# [WHAT TO WORK ON]
Exactly as they appear, output all of the entries.
============================================================
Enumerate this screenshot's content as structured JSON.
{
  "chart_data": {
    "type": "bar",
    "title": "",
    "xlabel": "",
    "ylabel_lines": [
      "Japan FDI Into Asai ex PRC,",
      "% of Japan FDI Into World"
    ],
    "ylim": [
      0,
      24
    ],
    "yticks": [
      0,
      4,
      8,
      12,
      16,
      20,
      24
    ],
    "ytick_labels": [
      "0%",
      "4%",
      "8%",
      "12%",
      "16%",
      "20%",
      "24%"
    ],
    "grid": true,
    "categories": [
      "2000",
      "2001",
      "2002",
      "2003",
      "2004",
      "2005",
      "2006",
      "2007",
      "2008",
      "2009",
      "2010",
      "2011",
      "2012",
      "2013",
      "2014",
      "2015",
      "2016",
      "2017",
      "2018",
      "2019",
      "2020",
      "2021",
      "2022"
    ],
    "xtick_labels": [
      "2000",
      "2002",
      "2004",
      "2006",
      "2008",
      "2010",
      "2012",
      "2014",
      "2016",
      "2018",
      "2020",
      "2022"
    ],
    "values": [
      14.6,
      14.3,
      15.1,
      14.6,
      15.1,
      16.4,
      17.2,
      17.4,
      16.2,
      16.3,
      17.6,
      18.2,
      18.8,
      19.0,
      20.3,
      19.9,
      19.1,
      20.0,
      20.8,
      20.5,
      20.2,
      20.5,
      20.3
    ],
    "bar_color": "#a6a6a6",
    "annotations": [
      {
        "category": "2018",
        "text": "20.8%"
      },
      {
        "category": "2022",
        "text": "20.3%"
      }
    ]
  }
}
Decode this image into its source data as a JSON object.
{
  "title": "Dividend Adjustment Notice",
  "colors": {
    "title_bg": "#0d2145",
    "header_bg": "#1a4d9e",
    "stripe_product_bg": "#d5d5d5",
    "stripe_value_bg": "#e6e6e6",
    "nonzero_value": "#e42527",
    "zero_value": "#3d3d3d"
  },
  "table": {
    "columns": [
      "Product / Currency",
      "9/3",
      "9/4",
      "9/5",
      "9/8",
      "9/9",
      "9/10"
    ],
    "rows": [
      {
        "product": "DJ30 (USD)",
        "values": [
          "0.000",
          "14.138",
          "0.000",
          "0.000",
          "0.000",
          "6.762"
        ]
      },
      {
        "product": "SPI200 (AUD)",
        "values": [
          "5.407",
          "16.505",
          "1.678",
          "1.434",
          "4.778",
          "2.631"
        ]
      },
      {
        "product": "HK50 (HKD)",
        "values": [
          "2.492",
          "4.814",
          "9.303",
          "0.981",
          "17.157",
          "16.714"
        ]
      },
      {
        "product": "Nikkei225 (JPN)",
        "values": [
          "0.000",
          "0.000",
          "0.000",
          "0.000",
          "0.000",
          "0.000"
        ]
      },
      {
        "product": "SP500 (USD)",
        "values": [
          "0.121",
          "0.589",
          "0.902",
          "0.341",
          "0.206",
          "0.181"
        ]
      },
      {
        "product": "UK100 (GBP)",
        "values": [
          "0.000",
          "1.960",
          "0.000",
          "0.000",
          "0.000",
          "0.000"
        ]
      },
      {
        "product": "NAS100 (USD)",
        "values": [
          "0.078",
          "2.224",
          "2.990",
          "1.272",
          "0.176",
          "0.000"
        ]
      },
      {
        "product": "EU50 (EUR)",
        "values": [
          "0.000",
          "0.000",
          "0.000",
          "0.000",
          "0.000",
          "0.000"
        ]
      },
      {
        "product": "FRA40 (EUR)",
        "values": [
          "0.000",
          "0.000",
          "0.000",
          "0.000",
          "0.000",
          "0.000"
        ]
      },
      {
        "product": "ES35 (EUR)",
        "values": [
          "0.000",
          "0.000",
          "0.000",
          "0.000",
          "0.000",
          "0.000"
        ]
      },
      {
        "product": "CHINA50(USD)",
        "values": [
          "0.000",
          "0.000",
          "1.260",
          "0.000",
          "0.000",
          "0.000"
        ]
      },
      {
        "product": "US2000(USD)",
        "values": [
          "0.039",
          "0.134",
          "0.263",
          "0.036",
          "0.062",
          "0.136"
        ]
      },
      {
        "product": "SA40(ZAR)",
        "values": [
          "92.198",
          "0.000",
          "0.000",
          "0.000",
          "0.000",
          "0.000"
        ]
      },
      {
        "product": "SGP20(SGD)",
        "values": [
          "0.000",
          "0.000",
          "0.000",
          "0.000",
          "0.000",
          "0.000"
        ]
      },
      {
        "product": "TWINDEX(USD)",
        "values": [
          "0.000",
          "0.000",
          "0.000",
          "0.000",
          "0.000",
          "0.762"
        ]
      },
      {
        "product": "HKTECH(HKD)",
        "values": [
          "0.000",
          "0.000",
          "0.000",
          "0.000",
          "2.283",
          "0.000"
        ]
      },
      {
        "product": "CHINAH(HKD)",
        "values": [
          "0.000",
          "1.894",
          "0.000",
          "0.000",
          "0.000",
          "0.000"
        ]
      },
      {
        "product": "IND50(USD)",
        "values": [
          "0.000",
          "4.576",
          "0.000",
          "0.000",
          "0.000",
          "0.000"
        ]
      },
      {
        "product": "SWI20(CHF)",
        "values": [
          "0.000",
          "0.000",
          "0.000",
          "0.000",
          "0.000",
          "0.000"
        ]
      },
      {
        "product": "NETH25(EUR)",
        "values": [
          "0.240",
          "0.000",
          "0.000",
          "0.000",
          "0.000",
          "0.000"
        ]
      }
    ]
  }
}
============================================================
# [SOLUTION TO THIS PROBLEM]
Enumerate this screenshot's content as structured JSON.
{
  "chart_data": {
    "type": "bar",
    "title": "",
    "xlabel": "",
    "ylabel_lines": [
      "Japan FDI Into Asai ex PRC,",
      "% of Japan FDI Into World"
    ],
    "ylim": [
      0,
      24
    ],
    "yticks": [
      0,
      4,
      8,
      12,
      16,
      20,
      24
    ],
    "ytick_labels": [
      "0%",
      "4%",
      "8%",
      "12%",
      "16%",
      "20%",
      "24%"
    ],
    "grid": true,
    "categories": [
      "2000",
      "2001",
      "2002",
      "2003",
      "2004",
      "2005",
      "2006",
      "2007",
      "2008",
      "2009",
      "2010",
      "2011",
      "2012",
      "2013",
      "2014",
      "2015",
      "2016",
      "2017",
      "2018",
      "2019",
      "2020",
      "2021",
      "2022"
    ],
    "xtick_labels": [
      "2000",
      "2002",
      "2004",
      "2006",
      "2008",
      "2010",
      "2012",
      "2014",
      "2016",
      "2018",
      "2020",
      "2022"
    ],
    "values": [
      14.6,
      14.3,
      15.1,
      14.6,
      15.1,
      16.4,
      17.2,
      17.4,
      16.2,
      16.3,
      17.6,
      18.2,
      18.8,
      19.0,
      20.3,
      19.9,
      19.1,
      20.0,
      20.8,
      20.5,
      20.2,
      20.5,
      20.3
    ],
    "bar_color": "#a6a6a6",
    "annotations": [
      {
        "category": "2018",
        "text": "20.8%"
      },
      {
        "category": "2022",
        "text": "20.3%"
      }
    ]
  }
}
Decode this image into its source data as a JSON object.
{
  "title": "Dividend Adjustment Notice",
  "colors": {
    "title_bg": "#0d2145",
    "header_bg": "#1a4d9e",
    "stripe_product_bg": "#d5d5d5",
    "stripe_value_bg": "#e6e6e6",
    "nonzero_value": "#e42527",
    "zero_value": "#3d3d3d"
  },
  "table": {
    "columns": [
      "Product / Currency",
      "9/3",
      "9/4",
      "9/5",
      "9/8",
      "9/9",
      "9/10"
    ],
    "rows": [
      {
        "product": "DJ30 (USD)",
        "values": [
          "0.000",
          "14.138",
          "0.000",
          "0.000",
          "0.000",
          "6.762"
        ]
      },
      {
        "product": "SPI200 (AUD)",
        "values": [
          "5.407",
          "16.505",
          "1.678",
          "1.434",
          "4.778",
          "2.631"
        ]
      },
      {
        "product": "HK50 (HKD)",
        "values": [
          "2.492",
          "4.814",
          "9.303",
          "0.981",
          "17.157",
          "16.714"
        ]
      },
      {
        "product": "Nikkei225 (JPN)",
        "values": [
          "0.000",
          "0.000",
          "0.000",
          "0.000",
          "0.000",
          "0.000"
        ]
      },
      {
        "product": "SP500 (USD)",
        "values": [
          "0.121",
          "0.589",
          "0.902",
          "0.341",
          "0.206",
          "0.181"
        ]
      },
      {
        "product": "UK100 (GBP)",
        "values": [
          "0.000",
          "1.960",
          "0.000",
          "0.000",
          "0.000",
          "0.000"
        ]
      },
      {
        "product": "NAS100 (USD)",
        "values": [
          "0.078",
          "2.224",
          "2.990",
          "1.272",
          "0.176",
          "0.000"
        ]
      },
      {
        "product": "EU50 (EUR)",
        "values": [
          "0.000",
          "0.000",
          "0.000",
          "0.000",
          "0.000",
          "0.000"
        ]
      },
      {
        "product": "FRA40 (EUR)",
        "values": [
          "0.000",
          "0.000",
          "0.000",
          "0.000",
          "0.000",
          "0.000"
        ]
      },
      {
        "product": "ES35 (EUR)",
        "values": [
          "0.000",
          "0.000",
          "0.000",
          "0.000",
          "0.000",
          "0.000"
        ]
      },
      {
        "product": "CHINA50(USD)",
        "values": [
          "0.000",
          "0.000",
          "1.260",
          "0.000",
          "0.000",
          "0.000"
        ]
      },
      {
        "product": "US2000(USD)",
        "values": [
          "0.039",
          "0.134",
          "0.263",
          "0.036",
          "0.062",
          "0.136"
        ]
      },
      {
        "product": "SA40(ZAR)",
        "values": [
          "92.198",
          "0.000",
          "0.000",
          "0.000",
          "0.000",
          "0.000"
        ]
      },
      {
        "product": "SGP20(SGD)",
        "values": [
          "0.000",
          "0.000",
          "0.000",
          "0.000",
          "0.000",
          "0.000"
        ]
      },
      {
        "product": "TWINDEX(USD)",
        "values": [
          "0.000",
          "0.000",
          "0.000",
          "0.000",
          "0.000",
          "0.762"
        ]
      },
      {
        "product": "HKTECH(HKD)",
        "values": [
          "0.000",
          "0.000",
          "0.000",
          "0.000",
          "2.283",
          "0.000"
        ]
      },
      {
        "product": "CHINAH(HKD)",
        "values": [
          "0.000",
          "1.894",
          "0.000",
          "0.000",
          "0.000",
          "0.000"
        ]
      },
      {
        "product": "IND50(USD)",
        "values": [
          "0.000",
          "4.576",
          "0.000",
          "0.000",
          "0.000",
          "0.000"
        ]
      },
      {
        "product": "SWI20(CHF)",
        "values": [
          "0.000",
          "0.000",
          "0.000",
          "0.000",
          "0.000",
          "0.000"
        ]
      },
      {
        "product": "NETH25(EUR)",
        "values": [
          "0.240",
          "0.000",
          "0.000",
          "0.000",
          "0.000",
          "0.000"
        ]
      }
    ]
  }
}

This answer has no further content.